▶ _GOAL_: Gather all lines in the records below that include the word "Alix".

# # # # #

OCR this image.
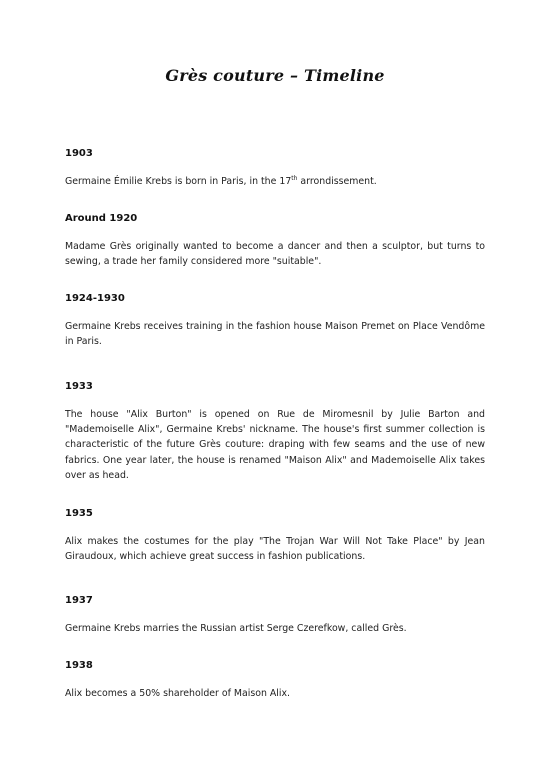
Grès couture – Timeline
1903

Germaine Émilie Krebs is born in Paris, in the 17th arrondissement.

Around 1920

Madame Grès originally wanted to become a dancer and then a sculptor, but turns to sewing, a trade her family considered more "suitable".

1924-1930

Germaine Krebs receives training in the fashion house Maison Premet on Place Vendôme in Paris.

1933

The house "Alix Burton" is opened on Rue de Miromesnil by Julie Barton and "Mademoiselle Alix", Germaine Krebs' nickname. The house's first summer collection is characteristic of the future Grès couture: draping with few seams and the use of new fabrics. One year later, the house is renamed "Maison Alix" and Mademoiselle Alix takes over as head.

1935

Alix makes the costumes for the play "The Trojan War Will Not Take Place" by Jean Giraudoux, which achieve great success in fashion publications.

1937

Germaine Krebs marries the Russian artist Serge Czerefkow, called Grès.

1938

Alix becomes a 50% shareholder of Maison Alix.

# # # # #

▶ _RESULT OF THE TASK_:
The house "Alix Burton" is opened on Rue de Miromesnil by Julie Barton and "Mademoiselle Alix", Germaine Krebs' nickname. The house's first summer collection is characteristic of the future Grès couture: draping with few seams and the use of new fabrics. One year later, the house is renamed "Maison Alix" and Mademoiselle Alix takes over as head.
Alix makes the costumes for the play "The Trojan War Will Not Take Place" by Jean Giraudoux, which achieve great success in fashion publications.
Alix becomes a 50% shareholder of Maison Alix.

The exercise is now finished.